+++ EXCERPTED RECORDS +++

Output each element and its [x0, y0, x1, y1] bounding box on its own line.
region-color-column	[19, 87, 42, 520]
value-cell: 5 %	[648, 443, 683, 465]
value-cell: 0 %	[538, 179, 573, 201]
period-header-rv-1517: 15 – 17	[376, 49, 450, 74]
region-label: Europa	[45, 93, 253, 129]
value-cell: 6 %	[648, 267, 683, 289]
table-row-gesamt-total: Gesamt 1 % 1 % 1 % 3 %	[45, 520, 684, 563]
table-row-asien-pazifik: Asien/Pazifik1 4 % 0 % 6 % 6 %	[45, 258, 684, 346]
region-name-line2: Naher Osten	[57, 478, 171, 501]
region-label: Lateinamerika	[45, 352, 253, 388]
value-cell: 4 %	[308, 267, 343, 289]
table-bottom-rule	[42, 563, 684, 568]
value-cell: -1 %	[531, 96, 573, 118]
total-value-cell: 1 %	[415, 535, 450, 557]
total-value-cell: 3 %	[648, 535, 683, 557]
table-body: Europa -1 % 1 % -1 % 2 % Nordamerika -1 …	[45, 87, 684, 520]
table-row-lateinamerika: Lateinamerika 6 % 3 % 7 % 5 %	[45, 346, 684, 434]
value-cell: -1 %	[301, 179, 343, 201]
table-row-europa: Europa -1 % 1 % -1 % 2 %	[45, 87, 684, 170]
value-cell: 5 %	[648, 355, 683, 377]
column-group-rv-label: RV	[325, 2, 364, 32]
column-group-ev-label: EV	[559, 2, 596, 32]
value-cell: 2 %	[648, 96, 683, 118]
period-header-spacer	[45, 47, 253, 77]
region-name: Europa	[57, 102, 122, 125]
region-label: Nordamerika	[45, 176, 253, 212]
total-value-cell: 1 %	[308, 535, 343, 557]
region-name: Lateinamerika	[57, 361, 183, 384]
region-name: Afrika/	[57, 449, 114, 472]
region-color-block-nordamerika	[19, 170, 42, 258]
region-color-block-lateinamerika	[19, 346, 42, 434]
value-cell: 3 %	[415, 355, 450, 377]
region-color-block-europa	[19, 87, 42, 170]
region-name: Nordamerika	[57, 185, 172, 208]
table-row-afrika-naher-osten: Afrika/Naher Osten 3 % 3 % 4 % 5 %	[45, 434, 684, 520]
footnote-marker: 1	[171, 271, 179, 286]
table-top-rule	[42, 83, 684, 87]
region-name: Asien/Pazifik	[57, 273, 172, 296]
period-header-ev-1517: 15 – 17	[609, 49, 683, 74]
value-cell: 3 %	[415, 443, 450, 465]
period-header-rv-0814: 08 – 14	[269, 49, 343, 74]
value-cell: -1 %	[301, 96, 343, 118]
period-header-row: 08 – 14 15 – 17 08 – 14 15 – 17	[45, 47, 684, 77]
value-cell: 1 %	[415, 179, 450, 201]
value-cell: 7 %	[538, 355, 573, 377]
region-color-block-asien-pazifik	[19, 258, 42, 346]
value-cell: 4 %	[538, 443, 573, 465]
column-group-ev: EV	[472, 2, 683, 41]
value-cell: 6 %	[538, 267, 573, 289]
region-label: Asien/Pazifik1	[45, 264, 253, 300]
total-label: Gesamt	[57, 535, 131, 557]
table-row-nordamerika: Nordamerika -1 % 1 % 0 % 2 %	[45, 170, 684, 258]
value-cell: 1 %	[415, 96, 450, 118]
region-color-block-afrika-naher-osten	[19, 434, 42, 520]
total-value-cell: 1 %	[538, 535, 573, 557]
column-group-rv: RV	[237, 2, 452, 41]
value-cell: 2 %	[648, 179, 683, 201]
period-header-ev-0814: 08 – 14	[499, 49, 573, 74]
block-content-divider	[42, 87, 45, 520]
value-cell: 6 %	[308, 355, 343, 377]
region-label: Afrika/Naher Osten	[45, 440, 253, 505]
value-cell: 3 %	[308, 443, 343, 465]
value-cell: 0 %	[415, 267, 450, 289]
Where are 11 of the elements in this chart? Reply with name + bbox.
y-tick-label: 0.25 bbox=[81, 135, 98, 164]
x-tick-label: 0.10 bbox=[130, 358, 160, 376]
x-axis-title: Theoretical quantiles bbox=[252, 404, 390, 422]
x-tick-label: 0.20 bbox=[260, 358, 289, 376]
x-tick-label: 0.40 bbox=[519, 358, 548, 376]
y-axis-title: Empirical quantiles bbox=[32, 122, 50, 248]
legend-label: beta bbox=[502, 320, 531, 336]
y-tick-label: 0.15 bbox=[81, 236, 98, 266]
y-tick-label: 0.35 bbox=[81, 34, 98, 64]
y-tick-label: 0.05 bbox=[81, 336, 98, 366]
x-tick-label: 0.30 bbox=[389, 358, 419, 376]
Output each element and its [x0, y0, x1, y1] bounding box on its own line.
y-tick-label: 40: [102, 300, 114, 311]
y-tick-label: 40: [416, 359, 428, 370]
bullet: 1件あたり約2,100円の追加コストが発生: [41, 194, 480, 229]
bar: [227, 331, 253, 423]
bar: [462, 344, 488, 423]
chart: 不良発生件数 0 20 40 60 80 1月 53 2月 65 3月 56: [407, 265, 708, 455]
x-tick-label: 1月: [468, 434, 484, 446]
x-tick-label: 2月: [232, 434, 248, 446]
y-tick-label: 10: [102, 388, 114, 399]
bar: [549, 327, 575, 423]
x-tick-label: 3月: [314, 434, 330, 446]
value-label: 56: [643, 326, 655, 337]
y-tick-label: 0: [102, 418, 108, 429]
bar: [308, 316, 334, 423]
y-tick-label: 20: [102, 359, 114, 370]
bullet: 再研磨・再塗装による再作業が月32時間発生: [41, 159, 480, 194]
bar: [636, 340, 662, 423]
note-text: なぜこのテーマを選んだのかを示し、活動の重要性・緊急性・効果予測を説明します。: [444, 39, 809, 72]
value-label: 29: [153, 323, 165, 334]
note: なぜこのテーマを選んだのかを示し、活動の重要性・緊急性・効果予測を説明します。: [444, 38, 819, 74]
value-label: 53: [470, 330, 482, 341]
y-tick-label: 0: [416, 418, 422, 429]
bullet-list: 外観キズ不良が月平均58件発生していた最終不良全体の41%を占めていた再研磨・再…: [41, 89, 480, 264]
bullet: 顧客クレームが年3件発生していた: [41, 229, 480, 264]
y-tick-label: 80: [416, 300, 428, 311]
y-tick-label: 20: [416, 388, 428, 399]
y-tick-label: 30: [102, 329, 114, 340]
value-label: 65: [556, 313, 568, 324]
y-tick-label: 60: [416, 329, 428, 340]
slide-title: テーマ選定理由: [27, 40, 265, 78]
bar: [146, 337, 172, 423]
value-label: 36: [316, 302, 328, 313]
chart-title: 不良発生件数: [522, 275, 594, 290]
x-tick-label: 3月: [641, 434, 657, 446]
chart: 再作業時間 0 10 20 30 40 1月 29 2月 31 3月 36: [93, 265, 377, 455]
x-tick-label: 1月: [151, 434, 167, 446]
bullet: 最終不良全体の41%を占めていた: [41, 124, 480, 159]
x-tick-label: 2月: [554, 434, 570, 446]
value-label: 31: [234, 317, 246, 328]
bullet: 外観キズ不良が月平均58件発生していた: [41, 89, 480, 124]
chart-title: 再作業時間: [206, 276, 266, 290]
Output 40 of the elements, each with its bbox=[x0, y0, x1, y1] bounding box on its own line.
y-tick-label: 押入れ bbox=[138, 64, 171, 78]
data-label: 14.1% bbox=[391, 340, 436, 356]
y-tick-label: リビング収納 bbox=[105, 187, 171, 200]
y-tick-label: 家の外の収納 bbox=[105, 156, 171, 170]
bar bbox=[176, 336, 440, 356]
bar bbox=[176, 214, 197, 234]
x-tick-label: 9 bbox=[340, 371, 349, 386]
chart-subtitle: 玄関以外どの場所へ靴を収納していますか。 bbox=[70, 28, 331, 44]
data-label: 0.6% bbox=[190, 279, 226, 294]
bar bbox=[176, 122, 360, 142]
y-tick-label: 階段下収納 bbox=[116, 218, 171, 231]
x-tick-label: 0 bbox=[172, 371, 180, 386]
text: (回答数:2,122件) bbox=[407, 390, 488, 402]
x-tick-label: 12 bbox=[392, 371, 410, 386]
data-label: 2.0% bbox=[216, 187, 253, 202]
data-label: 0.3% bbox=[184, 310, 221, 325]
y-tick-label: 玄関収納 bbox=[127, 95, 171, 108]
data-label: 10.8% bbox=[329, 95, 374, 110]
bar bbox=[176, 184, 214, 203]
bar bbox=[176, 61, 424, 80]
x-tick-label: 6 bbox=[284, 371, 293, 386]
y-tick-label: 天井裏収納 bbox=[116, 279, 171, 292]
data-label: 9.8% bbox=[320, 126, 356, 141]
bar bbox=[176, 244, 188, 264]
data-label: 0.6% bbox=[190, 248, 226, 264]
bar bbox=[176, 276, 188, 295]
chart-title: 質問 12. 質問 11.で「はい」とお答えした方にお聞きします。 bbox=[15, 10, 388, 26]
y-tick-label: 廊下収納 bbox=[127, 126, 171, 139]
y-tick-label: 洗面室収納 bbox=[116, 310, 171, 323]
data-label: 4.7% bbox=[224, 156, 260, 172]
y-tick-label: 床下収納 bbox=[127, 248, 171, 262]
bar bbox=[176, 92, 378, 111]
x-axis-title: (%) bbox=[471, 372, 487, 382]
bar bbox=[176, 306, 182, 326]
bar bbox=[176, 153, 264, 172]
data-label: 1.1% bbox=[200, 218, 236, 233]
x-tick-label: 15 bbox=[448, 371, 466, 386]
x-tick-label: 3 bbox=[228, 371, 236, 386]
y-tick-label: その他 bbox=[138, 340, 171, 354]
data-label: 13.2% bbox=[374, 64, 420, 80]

+++

OBJECTIVE:
Reproduce the material from its start through the line that contains "table-row-europa: Europa -1", inclusive, with each line unchanged.

SOLUTION FOR THIS TASK:
Output each element and its [x0, y0, x1, y1] bounding box on its own line.
region-color-column	[19, 87, 42, 520]
value-cell: 5 %	[648, 443, 683, 465]
value-cell: 0 %	[538, 179, 573, 201]
period-header-rv-1517: 15 – 17	[376, 49, 450, 74]
region-label: Europa	[45, 93, 253, 129]
value-cell: 6 %	[648, 267, 683, 289]
table-row-gesamt-total: Gesamt 1 % 1 % 1 % 3 %	[45, 520, 684, 563]
table-row-asien-pazifik: Asien/Pazifik1 4 % 0 % 6 % 6 %	[45, 258, 684, 346]
region-name-line2: Naher Osten	[57, 478, 171, 501]
region-label: Lateinamerika	[45, 352, 253, 388]
value-cell: 4 %	[308, 267, 343, 289]
table-bottom-rule	[42, 563, 684, 568]
value-cell: -1 %	[531, 96, 573, 118]
total-value-cell: 1 %	[415, 535, 450, 557]
total-value-cell: 3 %	[648, 535, 683, 557]
table-body: Europa -1 % 1 % -1 % 2 % Nordamerika -1 …	[45, 87, 684, 520]
table-row-lateinamerika: Lateinamerika 6 % 3 % 7 % 5 %	[45, 346, 684, 434]
value-cell: -1 %	[301, 179, 343, 201]
table-row-europa: Europa -1 % 1 % -1 % 2 %	[45, 87, 684, 170]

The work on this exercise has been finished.